Without the images, print all the entries below exactly as given.

-- SUPPLIED ENTRIES start --

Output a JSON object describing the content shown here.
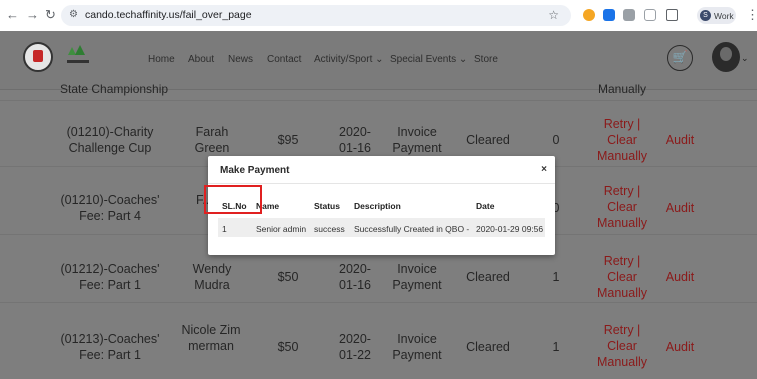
{
  "browser": {
    "url": "cando.techaffinity.us/fail_over_page",
    "profile_label": "Work",
    "profile_initial": "S"
  },
  "header": {
    "nav": [
      "Home",
      "About",
      "News",
      "Contact",
      "Activity/Sport ⌄",
      "Special Events ⌄",
      "Store"
    ],
    "cart_icon": "cart-icon",
    "avatar_icon": "user-avatar"
  },
  "table": {
    "top_partial": {
      "name": "State Championship",
      "action": "Manually"
    },
    "rows": [
      {
        "name": "(01210)-Charity Challenge Cup",
        "person": "Farah Green",
        "amount": "$95",
        "date": "2020-01-16",
        "type": "Invoice Payment",
        "status": "Cleared",
        "count": "0",
        "action": "Retry | Clear Manually",
        "audit": "Audit"
      },
      {
        "name": "(01210)-Coaches' Fee: Part 4",
        "person": "F... G...",
        "amount": "",
        "date": "",
        "type": "",
        "status": "",
        "count": "0",
        "action": "Retry | Clear Manually",
        "audit": "Audit"
      },
      {
        "name": "(01212)-Coaches' Fee: Part 1",
        "person": "Wendy Mudra",
        "amount": "$50",
        "date": "2020-01-16",
        "type": "Invoice Payment",
        "status": "Cleared",
        "count": "1",
        "action": "Retry | Clear Manually",
        "audit": "Audit"
      },
      {
        "name": "(01213)-Coaches' Fee: Part 1",
        "person": "Nicole Zimmerman",
        "amount": "$50",
        "date": "2020-01-22",
        "type": "Invoice Payment",
        "status": "Cleared",
        "count": "1",
        "action": "Retry | Clear Manually",
        "audit": "Audit"
      }
    ]
  },
  "modal": {
    "title": "Make Payment",
    "close": "×",
    "columns": [
      "SL.No",
      "Name",
      "Status",
      "Description",
      "Date"
    ],
    "row": [
      "1",
      "Senior admin",
      "success",
      "Successfully Created in QBO -",
      "2020-01-29 09:56"
    ]
  }
}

-- SUPPLIED ENTRIES end --

◆ FINAL RESULT:
Output a JSON object describing the content shown here.
{
  "browser": {
    "url": "cando.techaffinity.us/fail_over_page",
    "profile_label": "Work",
    "profile_initial": "S"
  },
  "header": {
    "nav": [
      "Home",
      "About",
      "News",
      "Contact",
      "Activity/Sport ⌄",
      "Special Events ⌄",
      "Store"
    ],
    "cart_icon": "cart-icon",
    "avatar_icon": "user-avatar"
  },
  "table": {
    "top_partial": {
      "name": "State Championship",
      "action": "Manually"
    },
    "rows": [
      {
        "name": "(01210)-Charity Challenge Cup",
        "person": "Farah Green",
        "amount": "$95",
        "date": "2020-01-16",
        "type": "Invoice Payment",
        "status": "Cleared",
        "count": "0",
        "action": "Retry | Clear Manually",
        "audit": "Audit"
      },
      {
        "name": "(01210)-Coaches' Fee: Part 4",
        "person": "F... G...",
        "amount": "",
        "date": "",
        "type": "",
        "status": "",
        "count": "0",
        "action": "Retry | Clear Manually",
        "audit": "Audit"
      },
      {
        "name": "(01212)-Coaches' Fee: Part 1",
        "person": "Wendy Mudra",
        "amount": "$50",
        "date": "2020-01-16",
        "type": "Invoice Payment",
        "status": "Cleared",
        "count": "1",
        "action": "Retry | Clear Manually",
        "audit": "Audit"
      },
      {
        "name": "(01213)-Coaches' Fee: Part 1",
        "person": "Nicole Zimmerman",
        "amount": "$50",
        "date": "2020-01-22",
        "type": "Invoice Payment",
        "status": "Cleared",
        "count": "1",
        "action": "Retry | Clear Manually",
        "audit": "Audit"
      }
    ]
  },
  "modal": {
    "title": "Make Payment",
    "close": "×",
    "columns": [
      "SL.No",
      "Name",
      "Status",
      "Description",
      "Date"
    ],
    "row": [
      "1",
      "Senior admin",
      "success",
      "Successfully Created in QBO -",
      "2020-01-29 09:56"
    ]
  }
}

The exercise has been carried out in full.